→ WHAT IS EXPECTED
Can you restate the records below word for word?

-------- SUPPLIED DATA

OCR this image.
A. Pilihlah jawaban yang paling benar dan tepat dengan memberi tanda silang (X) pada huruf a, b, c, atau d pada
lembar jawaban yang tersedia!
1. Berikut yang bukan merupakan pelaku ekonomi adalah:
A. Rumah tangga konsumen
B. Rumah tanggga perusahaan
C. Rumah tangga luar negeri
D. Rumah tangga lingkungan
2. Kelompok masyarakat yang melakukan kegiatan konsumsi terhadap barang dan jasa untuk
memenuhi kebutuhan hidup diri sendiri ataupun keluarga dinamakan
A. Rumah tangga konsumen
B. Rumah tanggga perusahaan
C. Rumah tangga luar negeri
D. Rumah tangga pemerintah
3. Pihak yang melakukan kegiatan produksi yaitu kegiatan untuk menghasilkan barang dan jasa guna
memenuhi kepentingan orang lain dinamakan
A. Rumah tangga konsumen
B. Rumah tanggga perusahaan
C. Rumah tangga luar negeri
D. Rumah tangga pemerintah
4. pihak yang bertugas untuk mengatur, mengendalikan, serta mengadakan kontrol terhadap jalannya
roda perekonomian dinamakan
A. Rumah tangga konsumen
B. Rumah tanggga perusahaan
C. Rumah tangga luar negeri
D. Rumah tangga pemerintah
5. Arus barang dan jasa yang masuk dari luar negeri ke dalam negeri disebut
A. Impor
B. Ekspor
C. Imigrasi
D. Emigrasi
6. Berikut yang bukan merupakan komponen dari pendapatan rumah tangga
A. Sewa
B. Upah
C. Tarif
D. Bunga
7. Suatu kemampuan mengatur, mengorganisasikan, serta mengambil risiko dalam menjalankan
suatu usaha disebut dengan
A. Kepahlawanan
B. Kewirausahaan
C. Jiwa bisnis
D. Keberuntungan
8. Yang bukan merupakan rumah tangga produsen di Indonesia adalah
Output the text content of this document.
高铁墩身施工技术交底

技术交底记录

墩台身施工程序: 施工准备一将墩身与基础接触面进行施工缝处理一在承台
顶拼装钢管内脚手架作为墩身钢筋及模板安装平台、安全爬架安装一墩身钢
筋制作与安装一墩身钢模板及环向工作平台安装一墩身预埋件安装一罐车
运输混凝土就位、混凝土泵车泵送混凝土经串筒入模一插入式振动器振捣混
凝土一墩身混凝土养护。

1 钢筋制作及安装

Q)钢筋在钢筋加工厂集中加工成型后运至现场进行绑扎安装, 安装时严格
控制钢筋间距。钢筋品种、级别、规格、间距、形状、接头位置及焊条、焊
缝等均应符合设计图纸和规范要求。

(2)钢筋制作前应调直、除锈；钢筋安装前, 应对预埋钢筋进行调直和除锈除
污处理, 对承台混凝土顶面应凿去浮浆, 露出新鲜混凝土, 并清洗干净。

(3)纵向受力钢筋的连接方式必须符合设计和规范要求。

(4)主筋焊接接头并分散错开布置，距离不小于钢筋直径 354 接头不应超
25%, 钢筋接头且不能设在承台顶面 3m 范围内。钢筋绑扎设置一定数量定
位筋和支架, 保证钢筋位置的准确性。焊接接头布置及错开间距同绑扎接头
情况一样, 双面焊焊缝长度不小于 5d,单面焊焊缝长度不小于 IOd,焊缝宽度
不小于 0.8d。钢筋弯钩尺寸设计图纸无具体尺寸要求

----------------

→ EXERCISE OUTPUT
OCR this image.
A. Pilihlah jawaban yang paling benar dan tepat dengan memberi tanda silang (X) pada huruf a, b, c, atau d pada
lembar jawaban yang tersedia!
1. Berikut yang bukan merupakan pelaku ekonomi adalah:
A. Rumah tangga konsumen
B. Rumah tanggga perusahaan
C. Rumah tangga luar negeri
D. Rumah tangga lingkungan
2. Kelompok masyarakat yang melakukan kegiatan konsumsi terhadap barang dan jasa untuk
memenuhi kebutuhan hidup diri sendiri ataupun keluarga dinamakan
A. Rumah tangga konsumen
B. Rumah tanggga perusahaan
C. Rumah tangga luar negeri
D. Rumah tangga pemerintah
3. Pihak yang melakukan kegiatan produksi yaitu kegiatan untuk menghasilkan barang dan jasa guna
memenuhi kepentingan orang lain dinamakan
A. Rumah tangga konsumen
B. Rumah tanggga perusahaan
C. Rumah tangga luar negeri
D. Rumah tangga pemerintah
4. pihak yang bertugas untuk mengatur, mengendalikan, serta mengadakan kontrol terhadap jalannya
roda perekonomian dinamakan
A. Rumah tangga konsumen
B. Rumah tanggga perusahaan
C. Rumah tangga luar negeri
D. Rumah tangga pemerintah
5. Arus barang dan jasa yang masuk dari luar negeri ke dalam negeri disebut
A. Impor
B. Ekspor
C. Imigrasi
D. Emigrasi
6. Berikut yang bukan merupakan komponen dari pendapatan rumah tangga
A. Sewa
B. Upah
C. Tarif
D. Bunga
7. Suatu kemampuan mengatur, mengorganisasikan, serta mengambil risiko dalam menjalankan
suatu usaha disebut dengan
A. Kepahlawanan
B. Kewirausahaan
C. Jiwa bisnis
D. Keberuntungan
8. Yang bukan merupakan rumah tangga produsen di Indonesia adalah
Output the text content of this document.
高铁墩身施工技术交底

技术交底记录

墩台身施工程序: 施工准备一将墩身与基础接触面进行施工缝处理一在承台
顶拼装钢管内脚手架作为墩身钢筋及模板安装平台、安全爬架安装一墩身钢
筋制作与安装一墩身钢模板及环向工作平台安装一墩身预埋件安装一罐车
运输混凝土就位、混凝土泵车泵送混凝土经串筒入模一插入式振动器振捣混
凝土一墩身混凝土养护。

1 钢筋制作及安装

Q)钢筋在钢筋加工厂集中加工成型后运至现场进行绑扎安装, 安装时严格
控制钢筋间距。钢筋品种、级别、规格、间距、形状、接头位置及焊条、焊
缝等均应符合设计图纸和规范要求。

(2)钢筋制作前应调直、除锈；钢筋安装前, 应对预埋钢筋进行调直和除锈除
污处理, 对承台混凝土顶面应凿去浮浆, 露出新鲜混凝土, 并清洗干净。

(3)纵向受力钢筋的连接方式必须符合设计和规范要求。

(4)主筋焊接接头并分散错开布置，距离不小于钢筋直径 354 接头不应超
25%, 钢筋接头且不能设在承台顶面 3m 范围内。钢筋绑扎设置一定数量定
位筋和支架, 保证钢筋位置的准确性。焊接接头布置及错开间距同绑扎接头
情况一样, 双面焊焊缝长度不小于 5d,单面焊焊缝长度不小于 IOd,焊缝宽度
不小于 0.8d。钢筋弯钩尺寸设计图纸无具体尺寸要求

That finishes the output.